## [TASKS TO CARRY OUT]
A) Duplicate the section of the article on the youth summit that opens with the words containing "Mr Mensah was" and closes with "the United States.".
B) In the article on the youth summit, which organization organized the week-long summit?

## [EXCERPT]
:::

Mr Mensah was closing the first Pan African youth summit in Accra which brought together over 40 youth leaders from Ghana, Nigeria, Togo, Sierra Leone, South Africa, and the United States.

The week-long summit was organised by the Dubois Memorial Centre for Pan African Culture and sought to create a platform on which young people of African descent could exchange ideas.

Mr Mensah said certain bad practices that characterised colonialism, such as tribalism and elitism, still plague the African society because most people seek solace in the past.

"The circumstances of slavery, slave trade, domination of one ethnic group over the other are all lessons we should heed and resolve never to travel that road again."

He said there is evidence to prove that certain people resisted slave raids "so it goes to prove that even in the so-called uncivilised era somebody somewhere cherished human dignity."

Mr Mensah called for an informed leadership for Africa, "a leader who truly understands the circumstances around him and seeing his people as the most potent and available instruments of development.

"As young people we must eschew mediocrity and unnecessary comparison. We should always question to find out reasons why what is being done ought to be done."

The delegates called for a central African government that will break all barriers to African unity and prosperity once and for all.

In a communiqué read by Master Yomi Ademola, the summit asked that Africans in the Diaspora be given unlimited access to the mother continent in order to play a more meaningful role in the development of Africans.

They called for a human rights regime based on the United Nations Charter where the African could live in dignity and develop his or her potentials in an atmosphere where fear has no place.

"We ask for an unconditional cancellation of Africa's external debt."

The Summit urged African people to pay more attention to their environment and put the African culture on a right footing."

:::

Dataset records:
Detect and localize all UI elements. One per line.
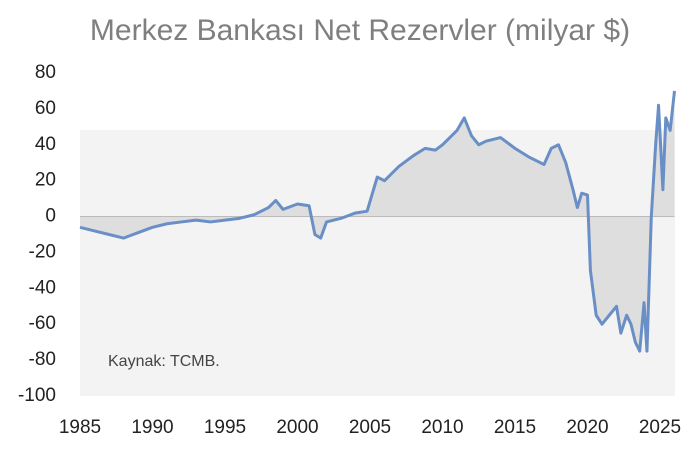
y-tick-label: 60 <box>35 98 56 119</box>
chart-title: Merkez Bankası Net Rezervler (milyar $) <box>90 14 630 47</box>
x-tick-label: 2000 <box>276 417 318 438</box>
x-tick-label: 2010 <box>421 417 463 438</box>
y-tick-label: -80 <box>29 349 56 370</box>
x-tick-label: 2005 <box>349 417 391 438</box>
y-tick-label: 20 <box>35 170 56 191</box>
y-tick-label: 80 <box>35 62 56 83</box>
y-tick-label: 0 <box>45 206 56 227</box>
annotation: Kaynak: TCMB. <box>108 353 220 370</box>
y-tick-label: -60 <box>29 313 56 334</box>
x-tick-label: 2015 <box>494 417 536 438</box>
y-tick-label: -20 <box>29 241 56 262</box>
y-tick-label: -40 <box>29 277 56 298</box>
y-tick-label: -100 <box>18 385 56 406</box>
series-line <box>79 90 676 353</box>
y-tick-label: 40 <box>35 134 56 155</box>
x-tick-label: 2025 <box>639 417 681 438</box>
x-tick-label: 2020 <box>566 417 608 438</box>
x-tick-label: 1985 <box>59 417 101 438</box>
x-tick-label: 1990 <box>131 417 173 438</box>
plot-background <box>80 130 675 396</box>
x-tick-label: 1995 <box>204 417 246 438</box>
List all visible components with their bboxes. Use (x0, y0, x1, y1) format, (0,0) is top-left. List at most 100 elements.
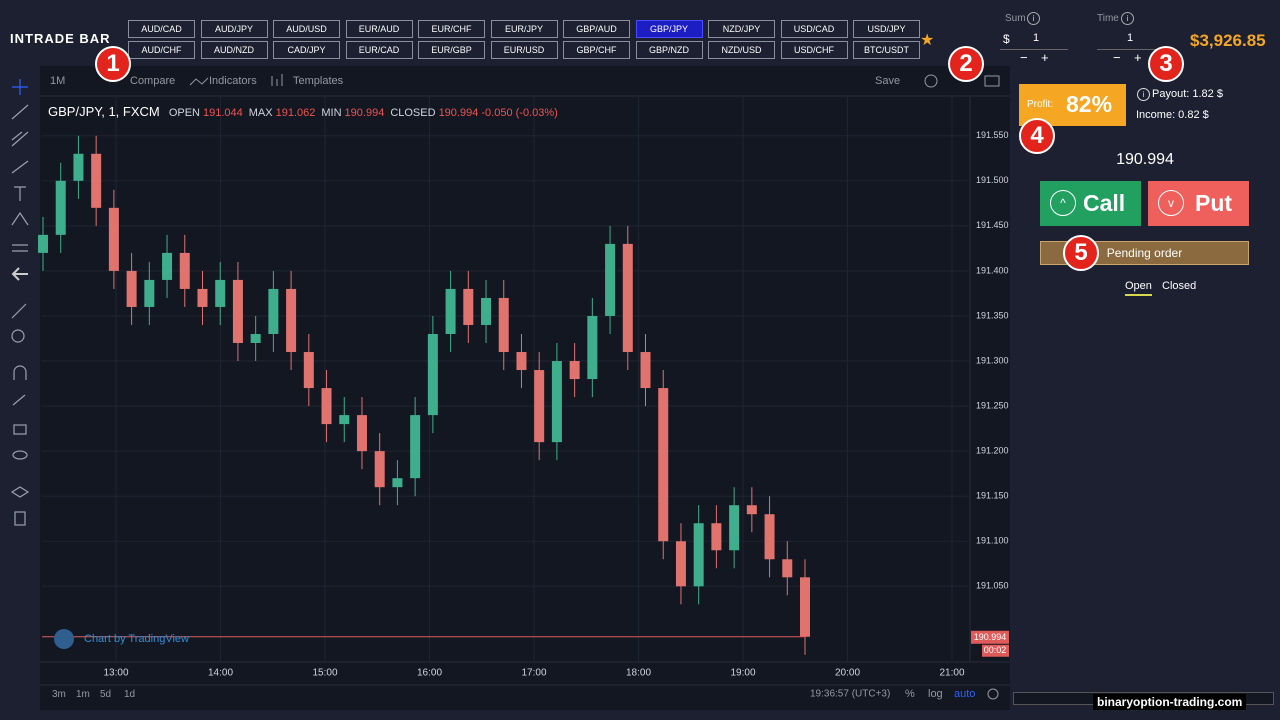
candle-body (445, 288, 456, 334)
time-value[interactable]: 1 (1127, 32, 1134, 44)
balance: $3,926.85 (1190, 31, 1266, 50)
y-tick-label: 191.150 (976, 491, 1009, 501)
y-tick-label: 191.050 (976, 581, 1009, 591)
candle-body (339, 415, 350, 425)
pair-button[interactable]: NZD/USD (708, 41, 775, 59)
pair-button[interactable]: GBP/NZD (635, 41, 703, 59)
annotation: 5 (1063, 235, 1099, 271)
tab-closed[interactable]: Closed (1162, 280, 1197, 292)
pair-button[interactable]: USD/CHF (780, 41, 848, 59)
range-button[interactable]: 1m (76, 689, 90, 700)
pair-grid: AUD/CAD AUD/JPY AUD/USD EUR/AUD EUR/CHF EUR/J… (128, 20, 920, 62)
ohlc-label: MAX (248, 107, 273, 119)
put-button[interactable]: v Put (1148, 181, 1249, 226)
auto-toggle[interactable]: auto (954, 688, 975, 700)
candle-body (516, 352, 527, 371)
y-tick-label: 191.100 (976, 536, 1009, 546)
candle-body (534, 370, 545, 443)
annotation: 3 (1148, 46, 1184, 82)
candle-body (374, 451, 385, 488)
save-button[interactable]: Save (875, 75, 900, 87)
pair-button[interactable]: EUR/AUD (345, 20, 413, 38)
symbol[interactable]: GBP/JPY, 1, FXCM (48, 104, 160, 119)
pair-button[interactable]: EUR/JPY (490, 20, 558, 38)
put-label: Put (1195, 190, 1233, 216)
countdown-box (982, 644, 1009, 657)
candle-body (605, 243, 616, 316)
candle-body (356, 415, 367, 452)
underline (1000, 49, 1068, 50)
pair-button[interactable]: AUD/JPY (200, 20, 268, 38)
candle-body (427, 333, 438, 416)
pair-button[interactable]: BTC/USDT (853, 41, 920, 59)
settings-icon[interactable] (924, 74, 938, 88)
star-icon[interactable]: ★ (920, 32, 935, 49)
x-tick-label: 16:00 (417, 668, 442, 679)
logo: INTRADE BAR (10, 31, 111, 46)
last-price-box (971, 630, 1009, 644)
pair-button[interactable]: NZD/JPY (708, 20, 775, 38)
camera-icon[interactable] (984, 75, 1000, 87)
templates-button[interactable]: Templates (293, 75, 344, 87)
ohlc-values: OPEN 191.044 MAX 191.062 MIN 190.994 CLOSED 190… (163, 107, 479, 119)
indicators-icon (189, 77, 209, 86)
candle-body (162, 252, 173, 280)
range-button[interactable]: 5d (100, 689, 112, 700)
pair-button[interactable]: USD/CAD (780, 20, 848, 38)
pair-button[interactable]: GBP/JPY (635, 20, 703, 38)
site-watermark: binaryoption-trading.com (1093, 694, 1247, 710)
interval[interactable]: 1M (50, 75, 65, 87)
countdown: 00:02 (984, 645, 1007, 655)
range-button[interactable]: 3m (52, 689, 66, 700)
time-minus[interactable]: − (1113, 50, 1121, 65)
candle-body (73, 153, 84, 181)
info-icon: i (1137, 88, 1150, 101)
time-plus[interactable]: + (1134, 50, 1142, 65)
annotation: 2 (948, 46, 984, 82)
pair-button[interactable]: EUR/GBP (418, 41, 485, 59)
pair-button[interactable]: EUR/USD (490, 41, 558, 59)
tab-open[interactable]: Open (1125, 280, 1152, 296)
pair-button[interactable]: GBP/CHF (563, 41, 630, 59)
pair-button[interactable]: AUD/CAD (128, 20, 195, 38)
pair-button[interactable]: EUR/CAD (345, 41, 413, 59)
log-toggle[interactable]: log (928, 688, 943, 700)
y-tick-label: 191.200 (976, 446, 1009, 456)
call-icon: ^ (1050, 190, 1076, 216)
call-button[interactable]: ^ Call (1040, 181, 1141, 226)
candle-body (675, 541, 686, 587)
candle-body (179, 252, 190, 289)
percent-toggle[interactable]: % (905, 688, 915, 700)
compare-button[interactable]: Compare (130, 75, 175, 87)
indicators-button[interactable]: Indicators (209, 75, 257, 87)
sum-value[interactable]: 1 (1033, 32, 1040, 44)
pair-button[interactable]: AUD/NZD (200, 41, 268, 59)
tool-icons (10, 79, 30, 526)
settings-icon[interactable] (987, 688, 999, 700)
ohlc-value: 191.044 (203, 107, 243, 119)
candle-body (481, 297, 492, 325)
candle-body (126, 270, 137, 307)
pair-button[interactable]: USD/JPY (853, 20, 920, 38)
candle-body (392, 478, 403, 488)
pair-button[interactable]: AUD/USD (273, 20, 340, 38)
pair-button[interactable]: CAD/JPY (273, 41, 340, 59)
y-tick-label: 191.500 (976, 175, 1009, 185)
candle-body (729, 505, 740, 551)
pair-button[interactable]: AUD/CHF (128, 41, 195, 59)
x-tick-label: 18:00 (626, 668, 651, 679)
candle-body (782, 559, 793, 578)
y-tick-label: 191.350 (976, 310, 1009, 320)
sum-plus[interactable]: + (1041, 50, 1049, 65)
sum-currency: $ (1003, 32, 1010, 46)
y-tick-label: 191.450 (976, 220, 1009, 230)
range-button[interactable]: 1d (124, 689, 136, 700)
left-toolbar (0, 66, 40, 710)
y-tick-label: 191.550 (976, 130, 1009, 140)
pair-button[interactable]: GBP/AUD (563, 20, 630, 38)
sum-minus[interactable]: − (1020, 50, 1028, 65)
x-tick-label: 17:00 (521, 668, 546, 679)
candle-body (569, 361, 580, 380)
pair-button[interactable]: EUR/CHF (418, 20, 485, 38)
watermark: Chart by TradingView (84, 633, 189, 645)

:::

## [THE REPLIES]
A)
Mr Mensah was closing the first Pan African youth summit in Accra which brought together over 40 youth leaders from Ghana, Nigeria, Togo, Sierra Leone, South Africa, and the United States.

B) The Dubois Memorial Centre for Pan African Culture